What you are asked to do
Return all lines with the word "especially" in them.

Supplied records

---

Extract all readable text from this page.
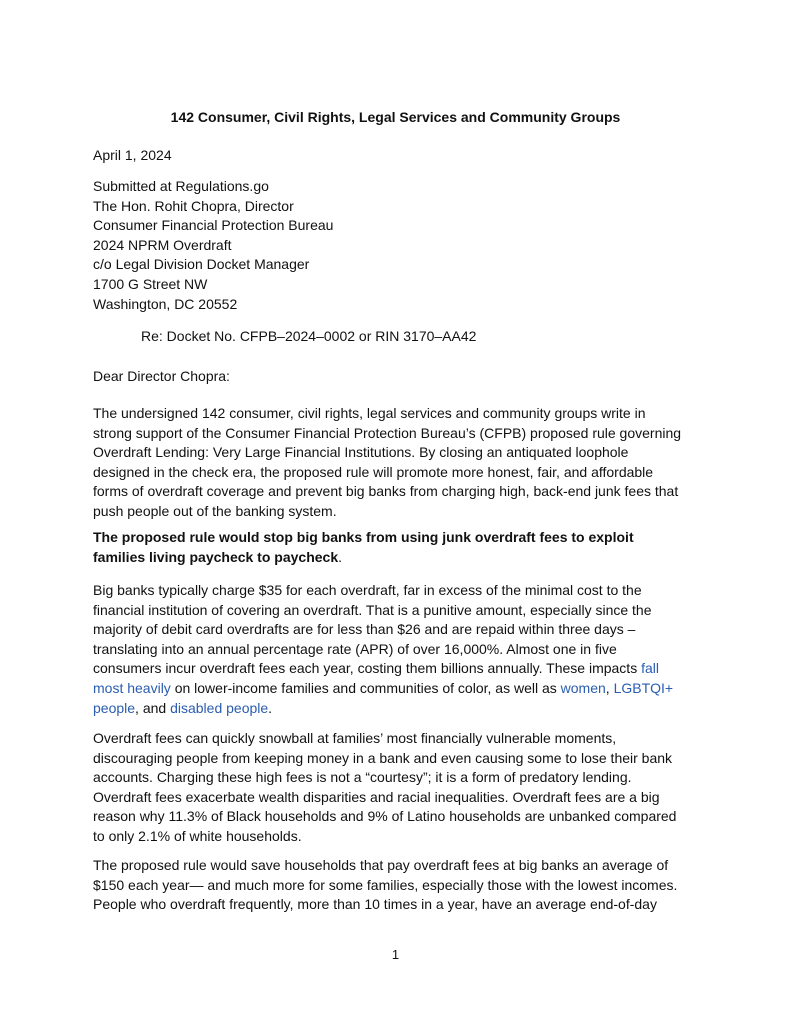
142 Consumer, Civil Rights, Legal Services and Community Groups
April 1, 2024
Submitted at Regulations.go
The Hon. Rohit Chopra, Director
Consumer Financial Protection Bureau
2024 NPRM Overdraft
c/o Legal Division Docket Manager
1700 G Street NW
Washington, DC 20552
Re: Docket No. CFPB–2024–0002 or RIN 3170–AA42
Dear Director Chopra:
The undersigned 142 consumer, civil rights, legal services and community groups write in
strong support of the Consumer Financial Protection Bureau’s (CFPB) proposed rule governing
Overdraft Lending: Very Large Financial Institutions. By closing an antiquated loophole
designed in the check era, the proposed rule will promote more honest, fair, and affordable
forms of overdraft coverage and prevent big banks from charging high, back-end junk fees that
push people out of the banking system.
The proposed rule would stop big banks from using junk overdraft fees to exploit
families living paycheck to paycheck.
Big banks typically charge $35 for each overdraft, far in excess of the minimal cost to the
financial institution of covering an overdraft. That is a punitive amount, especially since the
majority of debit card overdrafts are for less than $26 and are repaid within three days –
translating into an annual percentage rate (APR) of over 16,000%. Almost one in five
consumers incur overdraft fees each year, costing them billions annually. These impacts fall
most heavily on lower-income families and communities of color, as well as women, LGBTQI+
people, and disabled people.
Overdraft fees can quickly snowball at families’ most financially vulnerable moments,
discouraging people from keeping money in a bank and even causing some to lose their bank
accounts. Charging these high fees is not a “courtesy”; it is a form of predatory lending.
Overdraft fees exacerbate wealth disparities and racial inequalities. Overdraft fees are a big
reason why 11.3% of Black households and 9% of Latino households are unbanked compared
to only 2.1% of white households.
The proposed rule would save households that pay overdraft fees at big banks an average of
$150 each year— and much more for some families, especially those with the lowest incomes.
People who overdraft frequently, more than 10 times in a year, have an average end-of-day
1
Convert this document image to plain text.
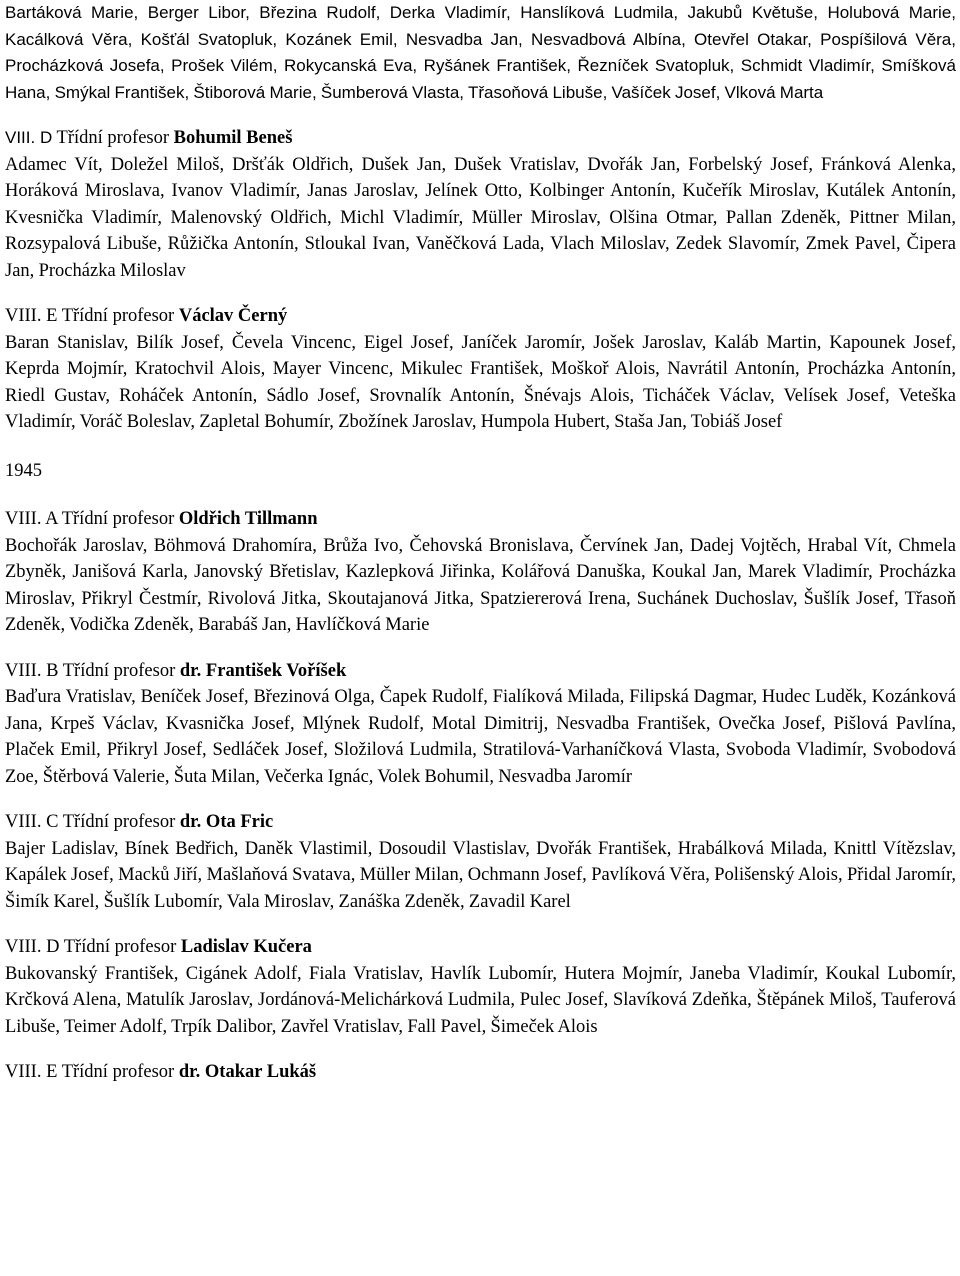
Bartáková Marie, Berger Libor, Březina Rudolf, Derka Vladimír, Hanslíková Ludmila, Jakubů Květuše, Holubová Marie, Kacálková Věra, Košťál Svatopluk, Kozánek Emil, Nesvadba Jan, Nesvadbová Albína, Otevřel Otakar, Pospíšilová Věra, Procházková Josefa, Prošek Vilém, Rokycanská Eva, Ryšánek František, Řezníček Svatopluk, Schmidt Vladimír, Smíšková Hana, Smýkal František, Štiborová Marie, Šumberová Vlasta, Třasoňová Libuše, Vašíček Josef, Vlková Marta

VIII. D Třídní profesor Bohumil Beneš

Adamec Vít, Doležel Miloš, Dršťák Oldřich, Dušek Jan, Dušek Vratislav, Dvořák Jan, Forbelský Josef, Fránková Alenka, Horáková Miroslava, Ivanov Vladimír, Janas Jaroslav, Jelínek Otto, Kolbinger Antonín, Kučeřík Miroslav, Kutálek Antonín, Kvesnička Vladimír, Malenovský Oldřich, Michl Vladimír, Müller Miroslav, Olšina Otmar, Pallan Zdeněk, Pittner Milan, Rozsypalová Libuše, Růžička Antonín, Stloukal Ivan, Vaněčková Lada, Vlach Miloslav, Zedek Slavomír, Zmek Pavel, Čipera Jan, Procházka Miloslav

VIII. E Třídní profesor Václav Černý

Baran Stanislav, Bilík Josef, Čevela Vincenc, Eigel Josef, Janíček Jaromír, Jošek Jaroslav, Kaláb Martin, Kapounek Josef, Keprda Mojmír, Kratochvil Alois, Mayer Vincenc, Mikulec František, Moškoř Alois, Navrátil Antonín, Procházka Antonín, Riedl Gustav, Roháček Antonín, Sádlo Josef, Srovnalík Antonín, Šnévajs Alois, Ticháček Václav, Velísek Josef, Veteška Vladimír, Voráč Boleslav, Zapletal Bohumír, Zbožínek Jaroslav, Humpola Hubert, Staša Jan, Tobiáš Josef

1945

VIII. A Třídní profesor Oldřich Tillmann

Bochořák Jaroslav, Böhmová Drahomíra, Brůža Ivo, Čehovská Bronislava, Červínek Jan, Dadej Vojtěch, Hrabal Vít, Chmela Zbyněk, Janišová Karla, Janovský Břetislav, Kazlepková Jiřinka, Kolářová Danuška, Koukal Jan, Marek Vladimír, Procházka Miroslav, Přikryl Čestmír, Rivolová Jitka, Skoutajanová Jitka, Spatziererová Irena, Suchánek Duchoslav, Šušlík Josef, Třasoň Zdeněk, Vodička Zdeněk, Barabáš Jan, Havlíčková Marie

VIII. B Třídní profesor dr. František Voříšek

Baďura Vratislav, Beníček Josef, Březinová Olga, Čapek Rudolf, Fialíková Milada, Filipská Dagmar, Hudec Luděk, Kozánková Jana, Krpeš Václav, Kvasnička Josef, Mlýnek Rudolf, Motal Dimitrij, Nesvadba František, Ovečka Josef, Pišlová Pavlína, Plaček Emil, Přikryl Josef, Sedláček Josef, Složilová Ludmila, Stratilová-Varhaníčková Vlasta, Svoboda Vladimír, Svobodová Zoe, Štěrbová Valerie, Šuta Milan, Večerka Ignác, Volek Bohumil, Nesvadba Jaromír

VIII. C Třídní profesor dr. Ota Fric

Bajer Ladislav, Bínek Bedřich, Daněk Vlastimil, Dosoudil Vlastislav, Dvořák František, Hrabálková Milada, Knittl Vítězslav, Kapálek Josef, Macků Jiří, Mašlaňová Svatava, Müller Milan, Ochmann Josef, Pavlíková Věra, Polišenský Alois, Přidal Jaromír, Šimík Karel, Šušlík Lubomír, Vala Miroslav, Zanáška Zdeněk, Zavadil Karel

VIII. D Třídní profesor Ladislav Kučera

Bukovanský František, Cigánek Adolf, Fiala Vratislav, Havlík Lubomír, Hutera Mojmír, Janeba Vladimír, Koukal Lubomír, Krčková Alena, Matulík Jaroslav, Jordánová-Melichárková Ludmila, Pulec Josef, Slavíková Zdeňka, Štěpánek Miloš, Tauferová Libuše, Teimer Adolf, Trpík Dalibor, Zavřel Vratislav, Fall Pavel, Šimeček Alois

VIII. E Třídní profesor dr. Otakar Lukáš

---

Exercise output
financial institution of covering an overdraft. That is a punitive amount, especially since the
$150 each year— and much more for some families, especially those with the lowest incomes.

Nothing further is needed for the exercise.